## Task
Arrange the items, from the start through the line containing "dresser [486, 520, 510, 565]", as a Markdown table with a Row column numbering each line and an Entry column holding the line itself. Leave out any blank lines.

## The data

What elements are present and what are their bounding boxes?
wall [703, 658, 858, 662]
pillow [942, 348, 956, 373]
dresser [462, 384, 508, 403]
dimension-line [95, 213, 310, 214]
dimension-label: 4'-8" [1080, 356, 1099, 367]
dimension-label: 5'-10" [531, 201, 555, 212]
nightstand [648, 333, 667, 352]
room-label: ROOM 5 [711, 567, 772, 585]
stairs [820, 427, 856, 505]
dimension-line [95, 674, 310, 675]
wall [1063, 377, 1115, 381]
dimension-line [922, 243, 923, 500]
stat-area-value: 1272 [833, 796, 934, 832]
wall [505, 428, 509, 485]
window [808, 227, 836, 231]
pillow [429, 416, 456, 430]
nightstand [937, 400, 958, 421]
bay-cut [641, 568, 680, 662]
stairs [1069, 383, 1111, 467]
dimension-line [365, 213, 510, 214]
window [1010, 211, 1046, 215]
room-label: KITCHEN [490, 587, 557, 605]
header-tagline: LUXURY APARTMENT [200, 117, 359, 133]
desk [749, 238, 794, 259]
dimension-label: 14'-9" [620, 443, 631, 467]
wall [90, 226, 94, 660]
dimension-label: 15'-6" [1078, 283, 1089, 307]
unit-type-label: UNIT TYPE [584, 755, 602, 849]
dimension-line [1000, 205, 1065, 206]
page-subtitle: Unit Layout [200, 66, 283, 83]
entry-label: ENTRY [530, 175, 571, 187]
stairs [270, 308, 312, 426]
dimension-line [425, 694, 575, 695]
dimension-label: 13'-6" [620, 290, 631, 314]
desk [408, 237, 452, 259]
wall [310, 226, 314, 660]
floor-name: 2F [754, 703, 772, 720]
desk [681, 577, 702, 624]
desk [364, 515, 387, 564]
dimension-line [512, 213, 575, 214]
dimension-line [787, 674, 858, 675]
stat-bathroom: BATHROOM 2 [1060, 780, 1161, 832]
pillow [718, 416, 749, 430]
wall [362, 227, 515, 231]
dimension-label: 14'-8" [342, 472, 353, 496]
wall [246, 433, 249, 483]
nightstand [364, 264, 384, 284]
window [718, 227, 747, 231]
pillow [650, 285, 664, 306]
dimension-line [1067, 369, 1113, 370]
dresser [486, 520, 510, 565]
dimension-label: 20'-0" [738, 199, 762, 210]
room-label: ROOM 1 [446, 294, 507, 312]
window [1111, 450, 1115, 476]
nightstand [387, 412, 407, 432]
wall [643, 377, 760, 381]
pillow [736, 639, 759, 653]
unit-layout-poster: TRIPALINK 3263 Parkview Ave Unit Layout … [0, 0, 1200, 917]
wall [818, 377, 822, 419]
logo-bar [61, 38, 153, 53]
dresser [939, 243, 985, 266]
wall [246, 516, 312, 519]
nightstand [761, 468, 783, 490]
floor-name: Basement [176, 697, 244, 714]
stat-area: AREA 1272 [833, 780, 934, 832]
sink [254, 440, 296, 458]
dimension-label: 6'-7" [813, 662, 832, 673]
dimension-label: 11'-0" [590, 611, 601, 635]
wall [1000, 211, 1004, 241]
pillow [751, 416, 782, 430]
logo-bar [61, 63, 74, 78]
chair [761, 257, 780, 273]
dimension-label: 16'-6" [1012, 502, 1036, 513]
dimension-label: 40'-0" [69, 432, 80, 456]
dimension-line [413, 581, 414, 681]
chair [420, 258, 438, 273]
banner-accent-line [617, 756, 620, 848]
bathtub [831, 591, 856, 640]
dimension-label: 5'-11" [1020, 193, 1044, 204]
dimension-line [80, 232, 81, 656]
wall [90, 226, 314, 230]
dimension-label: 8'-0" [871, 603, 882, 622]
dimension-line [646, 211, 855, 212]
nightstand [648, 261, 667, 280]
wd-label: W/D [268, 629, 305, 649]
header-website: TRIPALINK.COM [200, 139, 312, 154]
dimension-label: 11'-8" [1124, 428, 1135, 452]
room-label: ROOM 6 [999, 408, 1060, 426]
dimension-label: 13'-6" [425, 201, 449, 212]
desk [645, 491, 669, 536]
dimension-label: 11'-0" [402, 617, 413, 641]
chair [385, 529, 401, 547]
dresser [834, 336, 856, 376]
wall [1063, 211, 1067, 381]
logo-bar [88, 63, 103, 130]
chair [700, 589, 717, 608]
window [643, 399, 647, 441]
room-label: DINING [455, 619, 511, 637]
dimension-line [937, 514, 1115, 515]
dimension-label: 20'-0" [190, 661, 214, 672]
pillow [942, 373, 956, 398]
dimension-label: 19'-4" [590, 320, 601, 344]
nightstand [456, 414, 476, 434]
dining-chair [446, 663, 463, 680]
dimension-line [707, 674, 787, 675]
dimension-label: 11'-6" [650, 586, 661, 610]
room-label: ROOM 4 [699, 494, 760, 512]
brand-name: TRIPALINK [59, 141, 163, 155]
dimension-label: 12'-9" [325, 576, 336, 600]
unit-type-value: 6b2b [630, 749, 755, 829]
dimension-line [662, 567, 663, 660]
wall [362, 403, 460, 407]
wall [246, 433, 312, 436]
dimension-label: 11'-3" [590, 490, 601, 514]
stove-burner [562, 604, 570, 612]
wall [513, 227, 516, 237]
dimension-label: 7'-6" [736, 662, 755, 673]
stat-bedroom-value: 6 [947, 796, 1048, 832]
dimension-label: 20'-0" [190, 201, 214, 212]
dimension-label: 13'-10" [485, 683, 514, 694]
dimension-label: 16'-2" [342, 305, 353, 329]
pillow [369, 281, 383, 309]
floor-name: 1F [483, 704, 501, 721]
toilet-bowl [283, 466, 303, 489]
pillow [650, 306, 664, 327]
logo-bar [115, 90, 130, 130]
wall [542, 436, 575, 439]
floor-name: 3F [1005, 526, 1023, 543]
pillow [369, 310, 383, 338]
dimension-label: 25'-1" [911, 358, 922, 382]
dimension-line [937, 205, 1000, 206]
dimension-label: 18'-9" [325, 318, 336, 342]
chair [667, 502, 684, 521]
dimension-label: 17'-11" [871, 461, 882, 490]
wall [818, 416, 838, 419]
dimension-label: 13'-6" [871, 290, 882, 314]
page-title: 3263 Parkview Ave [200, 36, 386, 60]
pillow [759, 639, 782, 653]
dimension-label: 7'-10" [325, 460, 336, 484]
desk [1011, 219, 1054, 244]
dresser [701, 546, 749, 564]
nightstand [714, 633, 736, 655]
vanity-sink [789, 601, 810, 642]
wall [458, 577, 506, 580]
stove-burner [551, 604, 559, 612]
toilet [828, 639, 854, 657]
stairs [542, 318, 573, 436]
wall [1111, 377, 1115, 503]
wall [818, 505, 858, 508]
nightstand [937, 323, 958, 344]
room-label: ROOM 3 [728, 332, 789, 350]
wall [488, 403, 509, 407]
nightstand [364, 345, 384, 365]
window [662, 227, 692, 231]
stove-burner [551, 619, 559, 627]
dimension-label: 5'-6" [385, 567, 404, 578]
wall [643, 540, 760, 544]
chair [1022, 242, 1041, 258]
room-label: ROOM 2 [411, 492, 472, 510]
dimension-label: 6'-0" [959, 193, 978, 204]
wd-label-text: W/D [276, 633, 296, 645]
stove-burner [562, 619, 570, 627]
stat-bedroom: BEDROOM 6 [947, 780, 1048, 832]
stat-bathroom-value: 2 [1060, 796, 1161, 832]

## Task response
| Row | Entry |
|---|---|
| 1 | What elements are present and what are their bounding boxes? |
| 2 | wall [703, 658, 858, 662] |
| 3 | pillow [942, 348, 956, 373] |
| 4 | dresser [462, 384, 508, 403] |
| 5 | dimension-line [95, 213, 310, 214] |
| 6 | dimension-label: 4'-8" [1080, 356, 1099, 367] |
| 7 | dimension-label: 5'-10" [531, 201, 555, 212] |
| 8 | nightstand [648, 333, 667, 352] |
| 9 | room-label: ROOM 5 [711, 567, 772, 585] |
| 10 | stairs [820, 427, 856, 505] |
| 11 | dimension-line [95, 674, 310, 675] |
| 12 | wall [1063, 377, 1115, 381] |
| 13 | dimension-line [922, 243, 923, 500] |
| 14 | stat-area-value: 1272 [833, 796, 934, 832] |
| 15 | wall [505, 428, 509, 485] |
| 16 | window [808, 227, 836, 231] |
| 17 | pillow [429, 416, 456, 430] |
| 18 | nightstand [937, 400, 958, 421] |
| 19 | bay-cut [641, 568, 680, 662] |
| 20 | stairs [1069, 383, 1111, 467] |
| 21 | dimension-line [365, 213, 510, 214] |
| 22 | window [1010, 211, 1046, 215] |
| 23 | room-label: KITCHEN [490, 587, 557, 605] |
| 24 | header-tagline: LUXURY APARTMENT [200, 117, 359, 133] |
| 25 | desk [749, 238, 794, 259] |
| 26 | dimension-label: 14'-9" [620, 443, 631, 467] |
| 27 | wall [90, 226, 94, 660] |
| 28 | dimension-label: 15'-6" [1078, 283, 1089, 307] |
| 29 | unit-type-label: UNIT TYPE [584, 755, 602, 849] |
| 30 | dimension-line [1000, 205, 1065, 206] |
| 31 | page-subtitle: Unit Layout [200, 66, 283, 83] |
| 32 | entry-label: ENTRY [530, 175, 571, 187] |
| 33 | stairs [270, 308, 312, 426] |
| 34 | dimension-line [425, 694, 575, 695] |
| 35 | dimension-label: 13'-6" [620, 290, 631, 314] |
| 36 | desk [408, 237, 452, 259] |
| 37 | wall [310, 226, 314, 660] |
| 38 | floor-name: 2F [754, 703, 772, 720] |
| 39 | desk [681, 577, 702, 624] |
| 40 | desk [364, 515, 387, 564] |
| 41 | dimension-line [512, 213, 575, 214] |
| 42 | dimension-line [787, 674, 858, 675] |
| 43 | stat-bathroom: BATHROOM 2 [1060, 780, 1161, 832] |
| 44 | pillow [718, 416, 749, 430] |
| 45 | wall [362, 227, 515, 231] |
| 46 | dimension-label: 14'-8" [342, 472, 353, 496] |
| 47 | wall [246, 433, 249, 483] |
| 48 | nightstand [364, 264, 384, 284] |
| 49 | window [718, 227, 747, 231] |
| 50 | pillow [650, 285, 664, 306] |
| 51 | dimension-line [1067, 369, 1113, 370] |
| 52 | dresser [486, 520, 510, 565] |